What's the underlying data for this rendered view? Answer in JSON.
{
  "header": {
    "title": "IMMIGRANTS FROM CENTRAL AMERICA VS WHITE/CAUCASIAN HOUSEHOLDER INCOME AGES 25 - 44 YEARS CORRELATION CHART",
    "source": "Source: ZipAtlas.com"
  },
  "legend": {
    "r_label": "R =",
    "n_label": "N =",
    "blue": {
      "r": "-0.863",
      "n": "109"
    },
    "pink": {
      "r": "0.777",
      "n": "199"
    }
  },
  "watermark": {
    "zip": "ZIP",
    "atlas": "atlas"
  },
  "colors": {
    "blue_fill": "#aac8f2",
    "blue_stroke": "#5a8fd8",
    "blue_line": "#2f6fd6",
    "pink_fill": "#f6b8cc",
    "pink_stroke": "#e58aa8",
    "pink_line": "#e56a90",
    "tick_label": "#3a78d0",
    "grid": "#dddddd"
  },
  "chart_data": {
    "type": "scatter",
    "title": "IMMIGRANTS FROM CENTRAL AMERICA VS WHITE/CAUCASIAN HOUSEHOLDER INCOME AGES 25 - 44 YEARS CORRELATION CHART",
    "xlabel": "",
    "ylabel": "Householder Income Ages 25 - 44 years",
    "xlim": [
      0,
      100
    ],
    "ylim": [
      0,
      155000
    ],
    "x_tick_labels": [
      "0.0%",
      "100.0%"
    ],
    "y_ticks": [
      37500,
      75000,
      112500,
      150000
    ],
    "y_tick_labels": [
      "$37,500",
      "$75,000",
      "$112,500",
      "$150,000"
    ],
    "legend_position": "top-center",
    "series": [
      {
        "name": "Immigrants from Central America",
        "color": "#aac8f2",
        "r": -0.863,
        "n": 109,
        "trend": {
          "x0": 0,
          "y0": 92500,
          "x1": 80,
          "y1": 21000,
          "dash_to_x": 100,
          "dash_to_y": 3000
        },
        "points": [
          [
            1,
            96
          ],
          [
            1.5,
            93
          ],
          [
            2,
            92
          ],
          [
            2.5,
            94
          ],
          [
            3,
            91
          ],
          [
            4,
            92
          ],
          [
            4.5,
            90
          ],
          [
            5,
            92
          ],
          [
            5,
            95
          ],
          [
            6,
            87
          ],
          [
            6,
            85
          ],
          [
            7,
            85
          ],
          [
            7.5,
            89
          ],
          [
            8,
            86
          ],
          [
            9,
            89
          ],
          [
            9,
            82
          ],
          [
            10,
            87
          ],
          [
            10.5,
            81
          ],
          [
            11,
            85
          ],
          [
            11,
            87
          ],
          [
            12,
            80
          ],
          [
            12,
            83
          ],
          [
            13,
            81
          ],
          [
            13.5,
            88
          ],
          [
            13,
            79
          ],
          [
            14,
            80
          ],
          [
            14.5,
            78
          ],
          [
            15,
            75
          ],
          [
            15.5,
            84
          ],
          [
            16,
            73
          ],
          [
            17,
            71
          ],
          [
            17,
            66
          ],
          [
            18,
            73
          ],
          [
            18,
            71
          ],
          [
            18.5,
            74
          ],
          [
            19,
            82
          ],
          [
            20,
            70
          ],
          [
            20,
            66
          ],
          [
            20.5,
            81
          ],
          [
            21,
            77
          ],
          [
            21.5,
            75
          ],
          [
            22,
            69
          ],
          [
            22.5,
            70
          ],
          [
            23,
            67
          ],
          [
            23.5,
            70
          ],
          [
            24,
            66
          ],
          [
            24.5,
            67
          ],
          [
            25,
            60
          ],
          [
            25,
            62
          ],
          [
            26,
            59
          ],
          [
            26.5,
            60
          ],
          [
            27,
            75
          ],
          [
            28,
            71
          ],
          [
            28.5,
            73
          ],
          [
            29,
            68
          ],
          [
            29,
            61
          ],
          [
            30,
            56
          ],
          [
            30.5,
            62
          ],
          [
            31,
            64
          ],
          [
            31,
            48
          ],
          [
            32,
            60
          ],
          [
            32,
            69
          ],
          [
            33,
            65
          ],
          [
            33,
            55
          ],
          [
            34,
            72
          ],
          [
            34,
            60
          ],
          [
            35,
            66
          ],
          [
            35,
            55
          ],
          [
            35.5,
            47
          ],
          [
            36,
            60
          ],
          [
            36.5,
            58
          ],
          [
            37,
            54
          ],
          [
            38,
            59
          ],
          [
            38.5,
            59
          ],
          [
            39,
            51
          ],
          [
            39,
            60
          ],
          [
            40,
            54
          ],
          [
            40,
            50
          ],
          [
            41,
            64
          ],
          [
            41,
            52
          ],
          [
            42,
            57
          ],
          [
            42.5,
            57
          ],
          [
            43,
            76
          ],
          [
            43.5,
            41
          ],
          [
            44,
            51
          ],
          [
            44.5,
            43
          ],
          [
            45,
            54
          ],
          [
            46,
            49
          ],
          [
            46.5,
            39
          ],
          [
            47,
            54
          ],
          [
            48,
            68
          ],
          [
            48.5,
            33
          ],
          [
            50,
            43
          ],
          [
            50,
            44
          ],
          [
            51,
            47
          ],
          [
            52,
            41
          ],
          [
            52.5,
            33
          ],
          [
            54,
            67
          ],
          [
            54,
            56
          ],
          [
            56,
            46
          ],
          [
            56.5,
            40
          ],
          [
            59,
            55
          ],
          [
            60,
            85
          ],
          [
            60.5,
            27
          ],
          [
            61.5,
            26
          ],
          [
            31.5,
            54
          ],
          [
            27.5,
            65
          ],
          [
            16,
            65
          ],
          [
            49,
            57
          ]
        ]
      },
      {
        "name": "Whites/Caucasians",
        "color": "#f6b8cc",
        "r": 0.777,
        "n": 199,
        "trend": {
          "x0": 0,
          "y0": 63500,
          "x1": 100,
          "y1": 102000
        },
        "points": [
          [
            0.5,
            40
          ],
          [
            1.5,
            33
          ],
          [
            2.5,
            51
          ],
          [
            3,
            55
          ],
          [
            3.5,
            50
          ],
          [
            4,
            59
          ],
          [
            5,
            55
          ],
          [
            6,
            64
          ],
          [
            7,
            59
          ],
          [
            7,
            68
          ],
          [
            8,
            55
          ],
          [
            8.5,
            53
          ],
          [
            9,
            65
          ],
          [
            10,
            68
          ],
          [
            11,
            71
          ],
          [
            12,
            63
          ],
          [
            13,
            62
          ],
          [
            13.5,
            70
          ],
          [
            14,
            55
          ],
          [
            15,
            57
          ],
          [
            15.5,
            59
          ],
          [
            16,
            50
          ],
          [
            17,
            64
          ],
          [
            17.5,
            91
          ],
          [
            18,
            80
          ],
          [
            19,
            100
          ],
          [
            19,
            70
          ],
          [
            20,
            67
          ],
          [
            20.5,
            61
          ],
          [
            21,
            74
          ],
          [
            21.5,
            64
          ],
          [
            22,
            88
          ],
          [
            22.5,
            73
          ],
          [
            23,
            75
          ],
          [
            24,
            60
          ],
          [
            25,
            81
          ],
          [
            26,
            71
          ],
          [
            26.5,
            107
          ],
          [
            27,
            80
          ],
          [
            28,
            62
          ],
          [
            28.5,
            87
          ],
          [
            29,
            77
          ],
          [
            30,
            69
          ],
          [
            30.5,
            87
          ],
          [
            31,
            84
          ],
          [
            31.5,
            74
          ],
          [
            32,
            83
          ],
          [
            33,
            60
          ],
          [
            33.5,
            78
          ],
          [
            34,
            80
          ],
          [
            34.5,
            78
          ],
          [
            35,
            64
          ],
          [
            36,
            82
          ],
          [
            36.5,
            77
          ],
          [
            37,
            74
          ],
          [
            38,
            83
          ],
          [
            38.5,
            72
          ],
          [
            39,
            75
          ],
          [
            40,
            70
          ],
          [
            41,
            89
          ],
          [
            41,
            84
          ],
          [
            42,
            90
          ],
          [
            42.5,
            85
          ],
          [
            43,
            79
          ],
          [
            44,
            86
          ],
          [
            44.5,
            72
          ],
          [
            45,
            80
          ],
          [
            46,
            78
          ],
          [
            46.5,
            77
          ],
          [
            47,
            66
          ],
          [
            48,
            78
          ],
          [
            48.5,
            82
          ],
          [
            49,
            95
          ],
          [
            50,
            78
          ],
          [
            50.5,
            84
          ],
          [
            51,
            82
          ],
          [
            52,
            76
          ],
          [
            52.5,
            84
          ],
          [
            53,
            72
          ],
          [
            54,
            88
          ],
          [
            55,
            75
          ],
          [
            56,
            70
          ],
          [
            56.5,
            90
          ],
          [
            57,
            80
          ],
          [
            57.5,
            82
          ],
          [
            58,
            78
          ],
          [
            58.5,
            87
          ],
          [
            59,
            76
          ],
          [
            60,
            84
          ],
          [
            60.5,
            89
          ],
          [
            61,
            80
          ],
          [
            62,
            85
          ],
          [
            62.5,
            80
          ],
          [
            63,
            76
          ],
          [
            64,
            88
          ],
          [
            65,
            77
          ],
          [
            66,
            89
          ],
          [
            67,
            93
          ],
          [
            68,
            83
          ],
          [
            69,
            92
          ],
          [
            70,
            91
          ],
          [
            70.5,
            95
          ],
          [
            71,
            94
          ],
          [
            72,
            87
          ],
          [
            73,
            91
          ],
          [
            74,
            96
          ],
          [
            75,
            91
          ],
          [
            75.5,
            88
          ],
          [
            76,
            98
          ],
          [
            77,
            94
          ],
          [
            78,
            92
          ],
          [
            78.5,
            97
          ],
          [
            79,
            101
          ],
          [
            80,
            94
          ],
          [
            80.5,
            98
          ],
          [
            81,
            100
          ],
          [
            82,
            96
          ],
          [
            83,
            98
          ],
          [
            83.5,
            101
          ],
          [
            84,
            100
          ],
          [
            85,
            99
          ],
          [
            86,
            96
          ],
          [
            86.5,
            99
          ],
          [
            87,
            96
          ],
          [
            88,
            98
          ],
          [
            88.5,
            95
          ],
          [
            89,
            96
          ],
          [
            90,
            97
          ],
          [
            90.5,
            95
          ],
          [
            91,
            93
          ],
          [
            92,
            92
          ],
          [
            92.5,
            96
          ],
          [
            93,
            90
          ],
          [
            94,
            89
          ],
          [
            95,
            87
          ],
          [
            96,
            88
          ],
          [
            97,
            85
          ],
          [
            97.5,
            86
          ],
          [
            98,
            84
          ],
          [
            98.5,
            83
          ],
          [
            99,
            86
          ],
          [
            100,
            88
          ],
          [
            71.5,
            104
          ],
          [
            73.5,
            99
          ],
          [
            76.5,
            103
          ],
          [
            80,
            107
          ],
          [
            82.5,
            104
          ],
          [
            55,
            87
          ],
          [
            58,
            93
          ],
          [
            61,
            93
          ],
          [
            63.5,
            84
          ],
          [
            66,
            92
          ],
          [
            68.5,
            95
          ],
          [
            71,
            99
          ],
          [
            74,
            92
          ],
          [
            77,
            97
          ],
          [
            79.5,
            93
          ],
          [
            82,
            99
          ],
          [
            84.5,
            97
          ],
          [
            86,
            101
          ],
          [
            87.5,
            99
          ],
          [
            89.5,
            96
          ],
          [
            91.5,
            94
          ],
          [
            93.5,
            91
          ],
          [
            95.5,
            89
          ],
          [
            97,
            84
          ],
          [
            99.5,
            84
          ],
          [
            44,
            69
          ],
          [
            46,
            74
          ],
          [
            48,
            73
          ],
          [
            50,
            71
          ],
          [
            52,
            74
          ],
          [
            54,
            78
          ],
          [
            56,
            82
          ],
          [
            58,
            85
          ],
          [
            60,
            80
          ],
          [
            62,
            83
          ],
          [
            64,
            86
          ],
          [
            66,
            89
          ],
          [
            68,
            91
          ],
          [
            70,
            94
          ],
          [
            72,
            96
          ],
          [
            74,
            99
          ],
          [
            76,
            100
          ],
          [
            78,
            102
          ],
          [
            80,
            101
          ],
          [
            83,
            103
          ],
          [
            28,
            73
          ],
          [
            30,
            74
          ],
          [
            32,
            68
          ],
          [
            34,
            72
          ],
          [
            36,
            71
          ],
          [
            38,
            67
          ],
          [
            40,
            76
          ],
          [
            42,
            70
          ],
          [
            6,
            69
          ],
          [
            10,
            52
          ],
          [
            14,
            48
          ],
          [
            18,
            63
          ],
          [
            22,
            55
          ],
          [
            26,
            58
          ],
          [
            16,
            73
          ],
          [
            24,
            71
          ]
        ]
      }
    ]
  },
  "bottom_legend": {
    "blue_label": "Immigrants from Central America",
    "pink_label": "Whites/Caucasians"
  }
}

================================

▶ THE TASK
Determine how many of the lines above hold the word "Caucasians", and output that number by itself.

▶ THE ANSWER
2